╭─ Material supplied

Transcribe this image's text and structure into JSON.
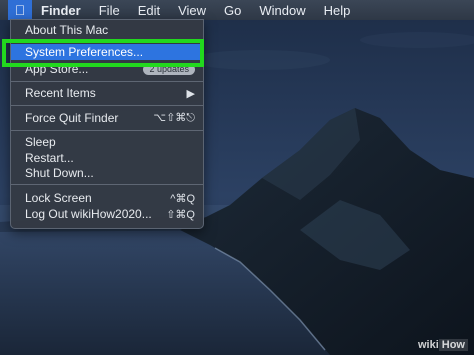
{
  "menubar": {
    "apple_icon": "apple-logo-icon",
    "items": [
      {
        "label": "Finder",
        "bold": true
      },
      {
        "label": "File"
      },
      {
        "label": "Edit"
      },
      {
        "label": "View"
      },
      {
        "label": "Go"
      },
      {
        "label": "Window"
      },
      {
        "label": "Help"
      }
    ]
  },
  "apple_menu": {
    "about": "About This Mac",
    "system_preferences": "System Preferences...",
    "app_store": "App Store...",
    "app_store_badge": "2 updates",
    "recent_items": "Recent Items",
    "recent_items_arrow": "▶",
    "force_quit": "Force Quit Finder",
    "force_quit_shortcut": "⌥⇧⌘⎋",
    "sleep": "Sleep",
    "restart": "Restart...",
    "shut_down": "Shut Down...",
    "lock_screen": "Lock Screen",
    "lock_screen_shortcut": "^⌘Q",
    "log_out": "Log Out wikiHow2020...",
    "log_out_shortcut": "⇧⌘Q"
  },
  "highlight_color": "#2d74e0",
  "callout_color": "#22d81e",
  "watermark": {
    "prefix": "wiki",
    "suffix": "How"
  }
}
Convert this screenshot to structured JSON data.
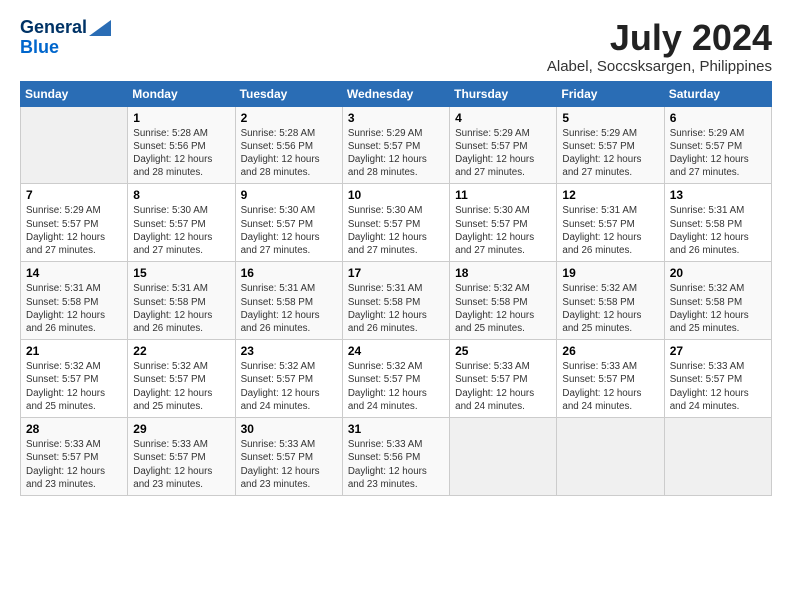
{
  "header": {
    "logo_line1": "General",
    "logo_line2": "Blue",
    "month_year": "July 2024",
    "location": "Alabel, Soccsksargen, Philippines"
  },
  "days_of_week": [
    "Sunday",
    "Monday",
    "Tuesday",
    "Wednesday",
    "Thursday",
    "Friday",
    "Saturday"
  ],
  "weeks": [
    [
      {
        "day": "",
        "info": ""
      },
      {
        "day": "1",
        "info": "Sunrise: 5:28 AM\nSunset: 5:56 PM\nDaylight: 12 hours\nand 28 minutes."
      },
      {
        "day": "2",
        "info": "Sunrise: 5:28 AM\nSunset: 5:56 PM\nDaylight: 12 hours\nand 28 minutes."
      },
      {
        "day": "3",
        "info": "Sunrise: 5:29 AM\nSunset: 5:57 PM\nDaylight: 12 hours\nand 28 minutes."
      },
      {
        "day": "4",
        "info": "Sunrise: 5:29 AM\nSunset: 5:57 PM\nDaylight: 12 hours\nand 27 minutes."
      },
      {
        "day": "5",
        "info": "Sunrise: 5:29 AM\nSunset: 5:57 PM\nDaylight: 12 hours\nand 27 minutes."
      },
      {
        "day": "6",
        "info": "Sunrise: 5:29 AM\nSunset: 5:57 PM\nDaylight: 12 hours\nand 27 minutes."
      }
    ],
    [
      {
        "day": "7",
        "info": "Sunrise: 5:29 AM\nSunset: 5:57 PM\nDaylight: 12 hours\nand 27 minutes."
      },
      {
        "day": "8",
        "info": "Sunrise: 5:30 AM\nSunset: 5:57 PM\nDaylight: 12 hours\nand 27 minutes."
      },
      {
        "day": "9",
        "info": "Sunrise: 5:30 AM\nSunset: 5:57 PM\nDaylight: 12 hours\nand 27 minutes."
      },
      {
        "day": "10",
        "info": "Sunrise: 5:30 AM\nSunset: 5:57 PM\nDaylight: 12 hours\nand 27 minutes."
      },
      {
        "day": "11",
        "info": "Sunrise: 5:30 AM\nSunset: 5:57 PM\nDaylight: 12 hours\nand 27 minutes."
      },
      {
        "day": "12",
        "info": "Sunrise: 5:31 AM\nSunset: 5:57 PM\nDaylight: 12 hours\nand 26 minutes."
      },
      {
        "day": "13",
        "info": "Sunrise: 5:31 AM\nSunset: 5:58 PM\nDaylight: 12 hours\nand 26 minutes."
      }
    ],
    [
      {
        "day": "14",
        "info": "Sunrise: 5:31 AM\nSunset: 5:58 PM\nDaylight: 12 hours\nand 26 minutes."
      },
      {
        "day": "15",
        "info": "Sunrise: 5:31 AM\nSunset: 5:58 PM\nDaylight: 12 hours\nand 26 minutes."
      },
      {
        "day": "16",
        "info": "Sunrise: 5:31 AM\nSunset: 5:58 PM\nDaylight: 12 hours\nand 26 minutes."
      },
      {
        "day": "17",
        "info": "Sunrise: 5:31 AM\nSunset: 5:58 PM\nDaylight: 12 hours\nand 26 minutes."
      },
      {
        "day": "18",
        "info": "Sunrise: 5:32 AM\nSunset: 5:58 PM\nDaylight: 12 hours\nand 25 minutes."
      },
      {
        "day": "19",
        "info": "Sunrise: 5:32 AM\nSunset: 5:58 PM\nDaylight: 12 hours\nand 25 minutes."
      },
      {
        "day": "20",
        "info": "Sunrise: 5:32 AM\nSunset: 5:58 PM\nDaylight: 12 hours\nand 25 minutes."
      }
    ],
    [
      {
        "day": "21",
        "info": "Sunrise: 5:32 AM\nSunset: 5:57 PM\nDaylight: 12 hours\nand 25 minutes."
      },
      {
        "day": "22",
        "info": "Sunrise: 5:32 AM\nSunset: 5:57 PM\nDaylight: 12 hours\nand 25 minutes."
      },
      {
        "day": "23",
        "info": "Sunrise: 5:32 AM\nSunset: 5:57 PM\nDaylight: 12 hours\nand 24 minutes."
      },
      {
        "day": "24",
        "info": "Sunrise: 5:32 AM\nSunset: 5:57 PM\nDaylight: 12 hours\nand 24 minutes."
      },
      {
        "day": "25",
        "info": "Sunrise: 5:33 AM\nSunset: 5:57 PM\nDaylight: 12 hours\nand 24 minutes."
      },
      {
        "day": "26",
        "info": "Sunrise: 5:33 AM\nSunset: 5:57 PM\nDaylight: 12 hours\nand 24 minutes."
      },
      {
        "day": "27",
        "info": "Sunrise: 5:33 AM\nSunset: 5:57 PM\nDaylight: 12 hours\nand 24 minutes."
      }
    ],
    [
      {
        "day": "28",
        "info": "Sunrise: 5:33 AM\nSunset: 5:57 PM\nDaylight: 12 hours\nand 23 minutes."
      },
      {
        "day": "29",
        "info": "Sunrise: 5:33 AM\nSunset: 5:57 PM\nDaylight: 12 hours\nand 23 minutes."
      },
      {
        "day": "30",
        "info": "Sunrise: 5:33 AM\nSunset: 5:57 PM\nDaylight: 12 hours\nand 23 minutes."
      },
      {
        "day": "31",
        "info": "Sunrise: 5:33 AM\nSunset: 5:56 PM\nDaylight: 12 hours\nand 23 minutes."
      },
      {
        "day": "",
        "info": ""
      },
      {
        "day": "",
        "info": ""
      },
      {
        "day": "",
        "info": ""
      }
    ]
  ]
}
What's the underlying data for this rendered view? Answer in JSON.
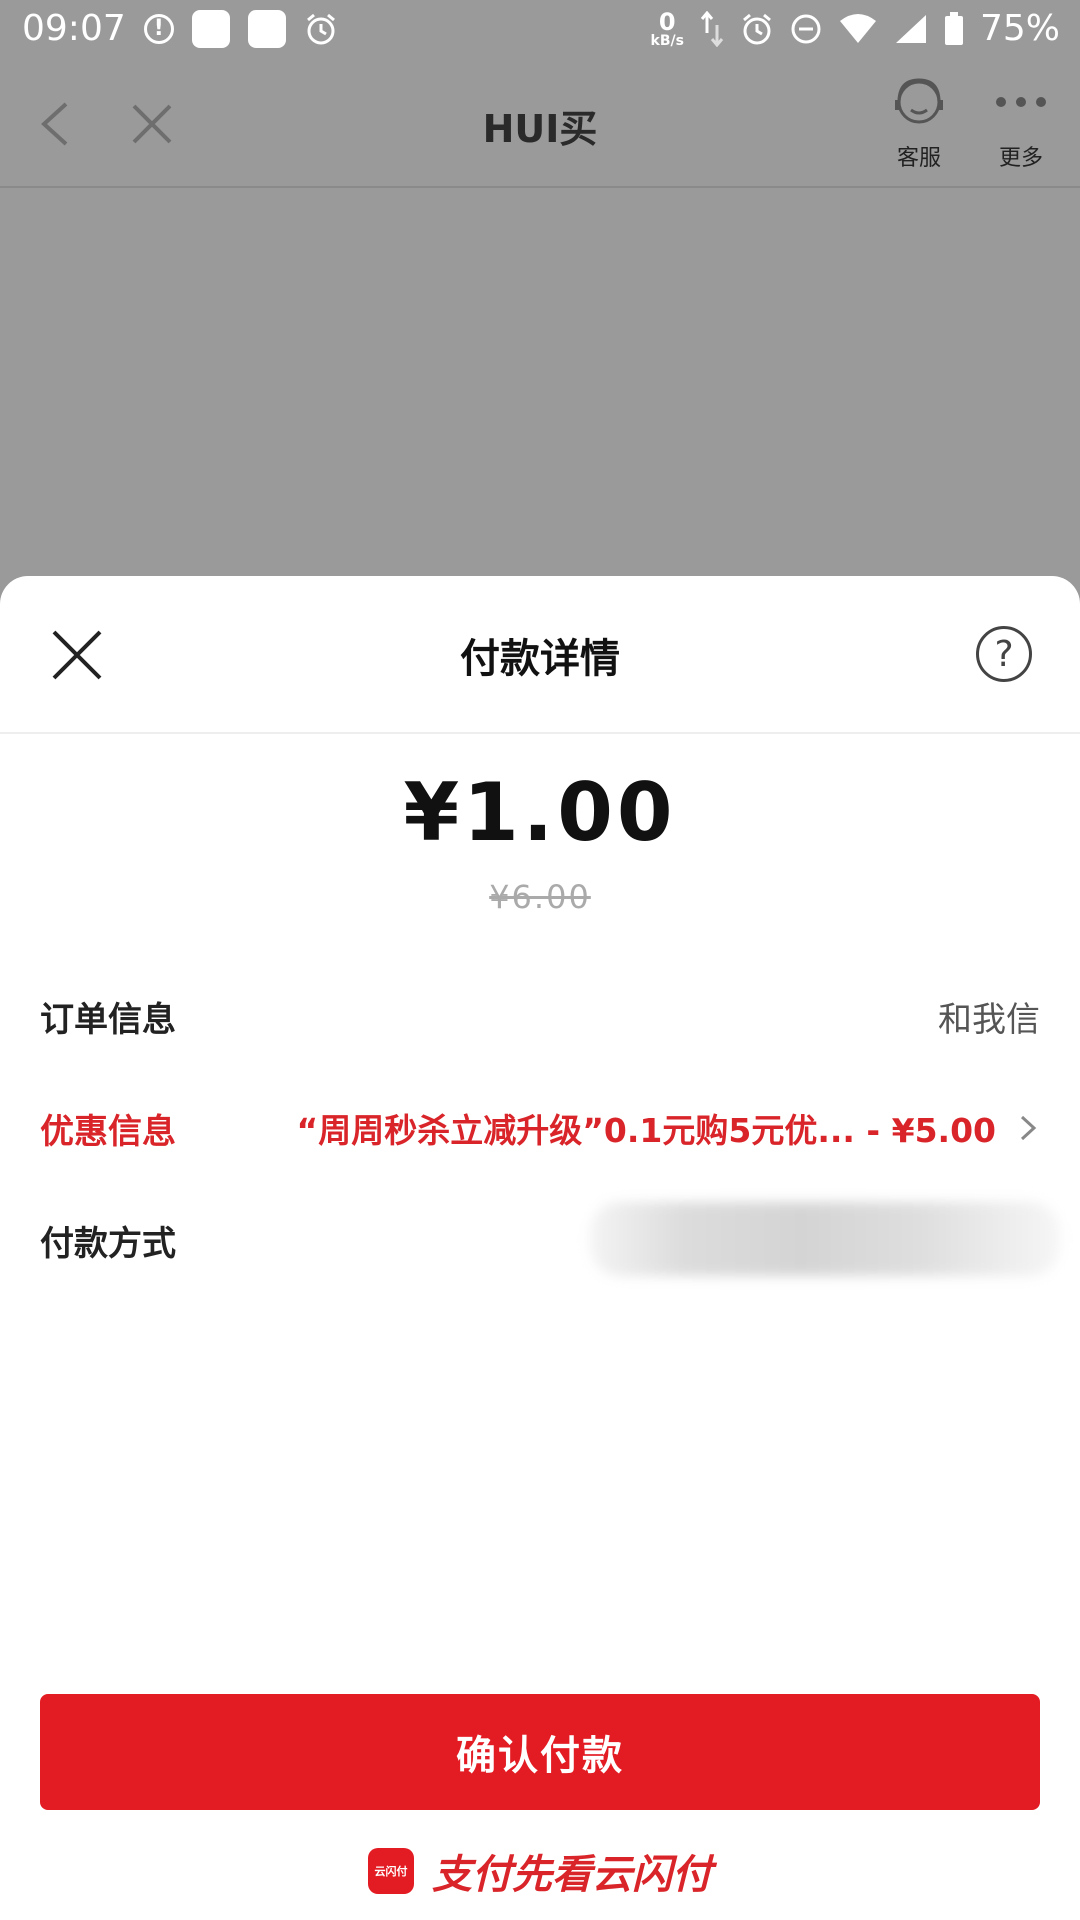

╰─

> What to do: Keep the pictures out of the copy and write out the data exactly as it stands.

> Final answer:
Transcribe this image's text and structure into JSON.
{
  "menubar": {
    "apple_icon": "apple-logo-icon",
    "items": [
      {
        "label": "Finder",
        "bold": true
      },
      {
        "label": "File"
      },
      {
        "label": "Edit"
      },
      {
        "label": "View"
      },
      {
        "label": "Go"
      },
      {
        "label": "Window"
      },
      {
        "label": "Help"
      }
    ]
  },
  "apple_menu": {
    "about": "About This Mac",
    "system_preferences": "System Preferences...",
    "app_store": "App Store...",
    "app_store_badge": "2 updates",
    "recent_items": "Recent Items",
    "recent_items_arrow": "▶",
    "force_quit": "Force Quit Finder",
    "force_quit_shortcut": "⌥⇧⌘⎋",
    "sleep": "Sleep",
    "restart": "Restart...",
    "shut_down": "Shut Down...",
    "lock_screen": "Lock Screen",
    "lock_screen_shortcut": "^⌘Q",
    "log_out": "Log Out wikiHow2020...",
    "log_out_shortcut": "⇧⌘Q"
  },
  "highlight_color": "#2d74e0",
  "callout_color": "#22d81e",
  "watermark": {
    "prefix": "wiki",
    "suffix": "How"
  }
}
Convert this screenshot to structured JSON data.
{
  "header": {
    "logo_line1": "General",
    "logo_line2": "Blue",
    "month_year": "July 2024",
    "location": "Alabel, Soccsksargen, Philippines"
  },
  "days_of_week": [
    "Sunday",
    "Monday",
    "Tuesday",
    "Wednesday",
    "Thursday",
    "Friday",
    "Saturday"
  ],
  "weeks": [
    [
      {
        "day": "",
        "info": ""
      },
      {
        "day": "1",
        "info": "Sunrise: 5:28 AM\nSunset: 5:56 PM\nDaylight: 12 hours\nand 28 minutes."
      },
      {
        "day": "2",
        "info": "Sunrise: 5:28 AM\nSunset: 5:56 PM\nDaylight: 12 hours\nand 28 minutes."
      },
      {
        "day": "3",
        "info": "Sunrise: 5:29 AM\nSunset: 5:57 PM\nDaylight: 12 hours\nand 28 minutes."
      },
      {
        "day": "4",
        "info": "Sunrise: 5:29 AM\nSunset: 5:57 PM\nDaylight: 12 hours\nand 27 minutes."
      },
      {
        "day": "5",
        "info": "Sunrise: 5:29 AM\nSunset: 5:57 PM\nDaylight: 12 hours\nand 27 minutes."
      },
      {
        "day": "6",
        "info": "Sunrise: 5:29 AM\nSunset: 5:57 PM\nDaylight: 12 hours\nand 27 minutes."
      }
    ],
    [
      {
        "day": "7",
        "info": "Sunrise: 5:29 AM\nSunset: 5:57 PM\nDaylight: 12 hours\nand 27 minutes."
      },
      {
        "day": "8",
        "info": "Sunrise: 5:30 AM\nSunset: 5:57 PM\nDaylight: 12 hours\nand 27 minutes."
      },
      {
        "day": "9",
        "info": "Sunrise: 5:30 AM\nSunset: 5:57 PM\nDaylight: 12 hours\nand 27 minutes."
      },
      {
        "day": "10",
        "info": "Sunrise: 5:30 AM\nSunset: 5:57 PM\nDaylight: 12 hours\nand 27 minutes."
      },
      {
        "day": "11",
        "info": "Sunrise: 5:30 AM\nSunset: 5:57 PM\nDaylight: 12 hours\nand 27 minutes."
      },
      {
        "day": "12",
        "info": "Sunrise: 5:31 AM\nSunset: 5:57 PM\nDaylight: 12 hours\nand 26 minutes."
      },
      {
        "day": "13",
        "info": "Sunrise: 5:31 AM\nSunset: 5:58 PM\nDaylight: 12 hours\nand 26 minutes."
      }
    ],
    [
      {
        "day": "14",
        "info": "Sunrise: 5:31 AM\nSunset: 5:58 PM\nDaylight: 12 hours\nand 26 minutes."
      },
      {
        "day": "15",
        "info": "Sunrise: 5:31 AM\nSunset: 5:58 PM\nDaylight: 12 hours\nand 26 minutes."
      },
      {
        "day": "16",
        "info": "Sunrise: 5:31 AM\nSunset: 5:58 PM\nDaylight: 12 hours\nand 26 minutes."
      },
      {
        "day": "17",
        "info": "Sunrise: 5:31 AM\nSunset: 5:58 PM\nDaylight: 12 hours\nand 26 minutes."
      },
      {
        "day": "18",
        "info": "Sunrise: 5:32 AM\nSunset: 5:58 PM\nDaylight: 12 hours\nand 25 minutes."
      },
      {
        "day": "19",
        "info": "Sunrise: 5:32 AM\nSunset: 5:58 PM\nDaylight: 12 hours\nand 25 minutes."
      },
      {
        "day": "20",
        "info": "Sunrise: 5:32 AM\nSunset: 5:58 PM\nDaylight: 12 hours\nand 25 minutes."
      }
    ],
    [
      {
        "day": "21",
        "info": "Sunrise: 5:32 AM\nSunset: 5:57 PM\nDaylight: 12 hours\nand 25 minutes."
      },
      {
        "day": "22",
        "info": "Sunrise: 5:32 AM\nSunset: 5:57 PM\nDaylight: 12 hours\nand 25 minutes."
      },
      {
        "day": "23",
        "info": "Sunrise: 5:32 AM\nSunset: 5:57 PM\nDaylight: 12 hours\nand 24 minutes."
      },
      {
        "day": "24",
        "info": "Sunrise: 5:32 AM\nSunset: 5:57 PM\nDaylight: 12 hours\nand 24 minutes."
      },
      {
        "day": "25",
        "info": "Sunrise: 5:33 AM\nSunset: 5:57 PM\nDaylight: 12 hours\nand 24 minutes."
      },
      {
        "day": "26",
        "info": "Sunrise: 5:33 AM\nSunset: 5:57 PM\nDaylight: 12 hours\nand 24 minutes."
      },
      {
        "day": "27",
        "info": "Sunrise: 5:33 AM\nSunset: 5:57 PM\nDaylight: 12 hours\nand 24 minutes."
      }
    ],
    [
      {
        "day": "28",
        "info": "Sunrise: 5:33 AM\nSunset: 5:57 PM\nDaylight: 12 hours\nand 23 minutes."
      },
      {
        "day": "29",
        "info": "Sunrise: 5:33 AM\nSunset: 5:57 PM\nDaylight: 12 hours\nand 23 minutes."
      },
      {
        "day": "30",
        "info": "Sunrise: 5:33 AM\nSunset: 5:57 PM\nDaylight: 12 hours\nand 23 minutes."
      },
      {
        "day": "31",
        "info": "Sunrise: 5:33 AM\nSunset: 5:56 PM\nDaylight: 12 hours\nand 23 minutes."
      },
      {
        "day": "",
        "info": ""
      },
      {
        "day": "",
        "info": ""
      },
      {
        "day": "",
        "info": ""
      }
    ]
  ]
}
What's the underlying data for this rendered view? Answer in JSON.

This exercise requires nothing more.